## start Dataset extract
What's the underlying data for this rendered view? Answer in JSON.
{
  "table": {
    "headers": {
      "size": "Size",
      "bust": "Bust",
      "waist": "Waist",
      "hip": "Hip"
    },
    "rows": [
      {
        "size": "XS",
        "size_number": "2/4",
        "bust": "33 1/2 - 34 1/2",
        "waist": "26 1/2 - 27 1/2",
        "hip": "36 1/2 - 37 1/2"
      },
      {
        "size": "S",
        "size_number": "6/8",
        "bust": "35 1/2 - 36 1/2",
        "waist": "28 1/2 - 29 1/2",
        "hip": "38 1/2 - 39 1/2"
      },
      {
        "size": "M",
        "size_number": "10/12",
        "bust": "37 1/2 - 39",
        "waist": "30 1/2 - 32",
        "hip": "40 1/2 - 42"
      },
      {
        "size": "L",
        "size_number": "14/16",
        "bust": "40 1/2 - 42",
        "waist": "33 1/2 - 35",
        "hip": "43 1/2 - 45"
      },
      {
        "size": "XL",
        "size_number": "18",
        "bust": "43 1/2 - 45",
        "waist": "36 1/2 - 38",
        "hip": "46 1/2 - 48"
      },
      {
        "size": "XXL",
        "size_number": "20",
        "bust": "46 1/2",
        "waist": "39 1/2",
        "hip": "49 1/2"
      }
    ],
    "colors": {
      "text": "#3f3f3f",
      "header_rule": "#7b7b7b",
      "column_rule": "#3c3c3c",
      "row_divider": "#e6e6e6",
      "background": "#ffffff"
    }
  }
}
## end Dataset extract
-- Task requirements --
Each line of the listing should be copied exactly.

-- Response for this exercise --
What's the underlying data for this rendered view? Answer in JSON.
{
  "table": {
    "headers": {
      "size": "Size",
      "bust": "Bust",
      "waist": "Waist",
      "hip": "Hip"
    },
    "rows": [
      {
        "size": "XS",
        "size_number": "2/4",
        "bust": "33 1/2 - 34 1/2",
        "waist": "26 1/2 - 27 1/2",
        "hip": "36 1/2 - 37 1/2"
      },
      {
        "size": "S",
        "size_number": "6/8",
        "bust": "35 1/2 - 36 1/2",
        "waist": "28 1/2 - 29 1/2",
        "hip": "38 1/2 - 39 1/2"
      },
      {
        "size": "M",
        "size_number": "10/12",
        "bust": "37 1/2 - 39",
        "waist": "30 1/2 - 32",
        "hip": "40 1/2 - 42"
      },
      {
        "size": "L",
        "size_number": "14/16",
        "bust": "40 1/2 - 42",
        "waist": "33 1/2 - 35",
        "hip": "43 1/2 - 45"
      },
      {
        "size": "XL",
        "size_number": "18",
        "bust": "43 1/2 - 45",
        "waist": "36 1/2 - 38",
        "hip": "46 1/2 - 48"
      },
      {
        "size": "XXL",
        "size_number": "20",
        "bust": "46 1/2",
        "waist": "39 1/2",
        "hip": "49 1/2"
      }
    ],
    "colors": {
      "text": "#3f3f3f",
      "header_rule": "#7b7b7b",
      "column_rule": "#3c3c3c",
      "row_divider": "#e6e6e6",
      "background": "#ffffff"
    }
  }
}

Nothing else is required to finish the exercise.